───── Given entries

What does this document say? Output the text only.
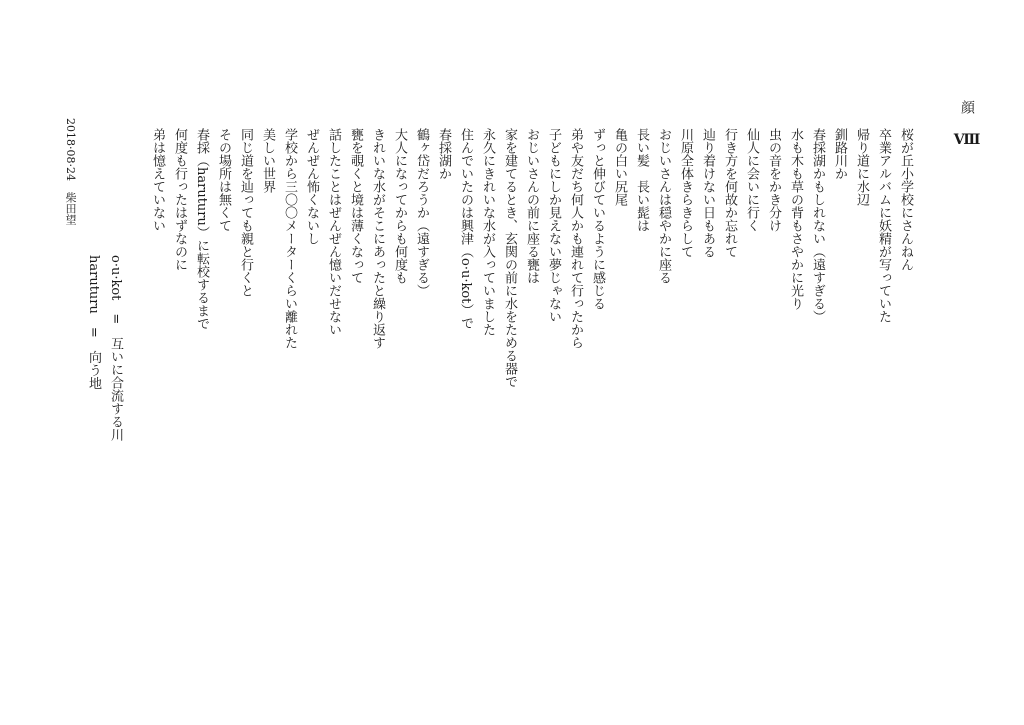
顔 Ⅷ
桜が丘小学校にさんねん
卒業アルバムに妖精が写っていた
帰り道に水辺
釧路川か
春採湖かもしれない（遠すぎる）
水も木も草の背もさやかに光り
虫の音をかき分け
仙人に会いに行く
行き方を何故か忘れて
辿り着けない日もある
川原全体きらきらして
おじいさんは穏やかに座る
長い髪　長い髭は
亀の白い尻尾
ずっと伸びているように感じる
弟や友だち何人かも連れて行ったから
子どもにしか見えない夢じゃない
おじいさんの前に座る甕は
家を建てるとき、玄関の前に水をためる器で
永久にきれいな水が入っていました
住んでいたのは興津（o·u·kot）で
春採湖か
鶴ヶ岱だろうか（遠すぎる）
大人になってからも何度も
きれいな水がそこにあったと繰り返す
甕を覗くと境は薄くなって
話したことはぜんぜん憶いだせない
ぜんぜん怖くないし
学校から三〇〇メーターくらい離れた
美しい世界
同じ道を辿っても親と行くと
その場所は無くて
春採（haruturu）に転校するまで
何度も行ったはずなのに
弟は憶えていない
o·u·kot　=　互いに合流する川
haruturu　=　向う地
2018·08·24　柴田望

──────────

Written request - Without the pictures, repeat all the records word for word.

Finished task -
What does this document say? Output the text only.
顔 Ⅷ
桜が丘小学校にさんねん
卒業アルバムに妖精が写っていた
帰り道に水辺
釧路川か
春採湖かもしれない（遠すぎる）
水も木も草の背もさやかに光り
虫の音をかき分け
仙人に会いに行く
行き方を何故か忘れて
辿り着けない日もある
川原全体きらきらして
おじいさんは穏やかに座る
長い髪　長い髭は
亀の白い尻尾
ずっと伸びているように感じる
弟や友だち何人かも連れて行ったから
子どもにしか見えない夢じゃない
おじいさんの前に座る甕は
家を建てるとき、玄関の前に水をためる器で
永久にきれいな水が入っていました
住んでいたのは興津（o·u·kot）で
春採湖か
鶴ヶ岱だろうか（遠すぎる）
大人になってからも何度も
きれいな水がそこにあったと繰り返す
甕を覗くと境は薄くなって
話したことはぜんぜん憶いだせない
ぜんぜん怖くないし
学校から三〇〇メーターくらい離れた
美しい世界
同じ道を辿っても親と行くと
その場所は無くて
春採（haruturu）に転校するまで
何度も行ったはずなのに
弟は憶えていない
o·u·kot　=　互いに合流する川
haruturu　=　向う地
2018·08·24　柴田望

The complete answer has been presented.